● Task description
Transcribe the records below exactly.

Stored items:

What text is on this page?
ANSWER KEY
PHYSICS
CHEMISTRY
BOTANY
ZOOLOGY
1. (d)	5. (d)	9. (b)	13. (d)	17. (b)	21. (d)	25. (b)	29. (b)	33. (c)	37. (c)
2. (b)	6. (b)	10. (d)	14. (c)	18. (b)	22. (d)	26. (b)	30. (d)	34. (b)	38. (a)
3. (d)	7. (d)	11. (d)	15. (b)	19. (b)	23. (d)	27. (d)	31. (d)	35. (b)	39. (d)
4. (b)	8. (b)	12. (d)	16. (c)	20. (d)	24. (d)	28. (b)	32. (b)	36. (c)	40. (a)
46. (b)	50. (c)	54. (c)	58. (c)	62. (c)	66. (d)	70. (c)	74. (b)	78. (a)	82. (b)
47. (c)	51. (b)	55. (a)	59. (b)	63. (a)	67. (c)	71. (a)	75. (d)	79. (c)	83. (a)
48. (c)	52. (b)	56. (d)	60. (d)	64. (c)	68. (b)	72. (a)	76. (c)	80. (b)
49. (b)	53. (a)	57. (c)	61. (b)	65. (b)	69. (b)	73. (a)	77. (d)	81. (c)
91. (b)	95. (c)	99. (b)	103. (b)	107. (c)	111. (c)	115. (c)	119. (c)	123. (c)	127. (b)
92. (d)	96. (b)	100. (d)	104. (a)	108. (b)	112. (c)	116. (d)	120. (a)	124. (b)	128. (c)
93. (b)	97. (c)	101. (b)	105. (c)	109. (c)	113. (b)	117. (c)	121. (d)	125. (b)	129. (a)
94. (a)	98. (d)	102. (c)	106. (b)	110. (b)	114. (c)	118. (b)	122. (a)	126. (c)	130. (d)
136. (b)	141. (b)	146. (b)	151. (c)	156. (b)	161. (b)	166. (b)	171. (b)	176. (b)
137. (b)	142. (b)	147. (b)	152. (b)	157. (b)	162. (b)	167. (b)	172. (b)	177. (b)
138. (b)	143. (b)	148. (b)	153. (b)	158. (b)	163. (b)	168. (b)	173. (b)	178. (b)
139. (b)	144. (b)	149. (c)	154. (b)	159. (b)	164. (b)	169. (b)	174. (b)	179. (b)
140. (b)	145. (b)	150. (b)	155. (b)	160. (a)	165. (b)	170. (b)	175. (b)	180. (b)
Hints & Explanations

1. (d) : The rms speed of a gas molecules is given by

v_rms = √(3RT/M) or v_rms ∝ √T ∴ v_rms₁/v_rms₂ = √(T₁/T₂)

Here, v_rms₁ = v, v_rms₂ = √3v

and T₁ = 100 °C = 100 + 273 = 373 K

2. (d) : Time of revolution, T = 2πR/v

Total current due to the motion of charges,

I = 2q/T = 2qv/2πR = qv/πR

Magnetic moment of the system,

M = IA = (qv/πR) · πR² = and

● Finished answer
What text is on this page?
ANSWER KEY
PHYSICS
CHEMISTRY
BOTANY
ZOOLOGY
1. (d)	5. (d)	9. (b)	13. (d)	17. (b)	21. (d)	25. (b)	29. (b)	33. (c)	37. (c)
2. (b)	6. (b)	10. (d)	14. (c)	18. (b)	22. (d)	26. (b)	30. (d)	34. (b)	38. (a)
3. (d)	7. (d)	11. (d)	15. (b)	19. (b)	23. (d)	27. (d)	31. (d)	35. (b)	39. (d)
4. (b)	8. (b)	12. (d)	16. (c)	20. (d)	24. (d)	28. (b)	32. (b)	36. (c)	40. (a)
46. (b)	50. (c)	54. (c)	58. (c)	62. (c)	66. (d)	70. (c)	74. (b)	78. (a)	82. (b)
47. (c)	51. (b)	55. (a)	59. (b)	63. (a)	67. (c)	71. (a)	75. (d)	79. (c)	83. (a)
48. (c)	52. (b)	56. (d)	60. (d)	64. (c)	68. (b)	72. (a)	76. (c)	80. (b)
49. (b)	53. (a)	57. (c)	61. (b)	65. (b)	69. (b)	73. (a)	77. (d)	81. (c)
91. (b)	95. (c)	99. (b)	103. (b)	107. (c)	111. (c)	115. (c)	119. (c)	123. (c)	127. (b)
92. (d)	96. (b)	100. (d)	104. (a)	108. (b)	112. (c)	116. (d)	120. (a)	124. (b)	128. (c)
93. (b)	97. (c)	101. (b)	105. (c)	109. (c)	113. (b)	117. (c)	121. (d)	125. (b)	129. (a)
94. (a)	98. (d)	102. (c)	106. (b)	110. (b)	114. (c)	118. (b)	122. (a)	126. (c)	130. (d)
136. (b)	141. (b)	146. (b)	151. (c)	156. (b)	161. (b)	166. (b)	171. (b)	176. (b)
137. (b)	142. (b)	147. (b)	152. (b)	157. (b)	162. (b)	167. (b)	172. (b)	177. (b)
138. (b)	143. (b)	148. (b)	153. (b)	158. (b)	163. (b)	168. (b)	173. (b)	178. (b)
139. (b)	144. (b)	149. (c)	154. (b)	159. (b)	164. (b)	169. (b)	174. (b)	179. (b)
140. (b)	145. (b)	150. (b)	155. (b)	160. (a)	165. (b)	170. (b)	175. (b)	180. (b)
Hints & Explanations

1. (d) : The rms speed of a gas molecules is given by

v_rms = √(3RT/M) or v_rms ∝ √T ∴ v_rms₁/v_rms₂ = √(T₁/T₂)

Here, v_rms₁ = v, v_rms₂ = √3v

and T₁ = 100 °C = 100 + 273 = 373 K

2. (d) : Time of revolution, T = 2πR/v

Total current due to the motion of charges,

I = 2q/T = 2qv/2πR = qv/πR

Magnetic moment of the system,

M = IA = (qv/πR) · πR² = and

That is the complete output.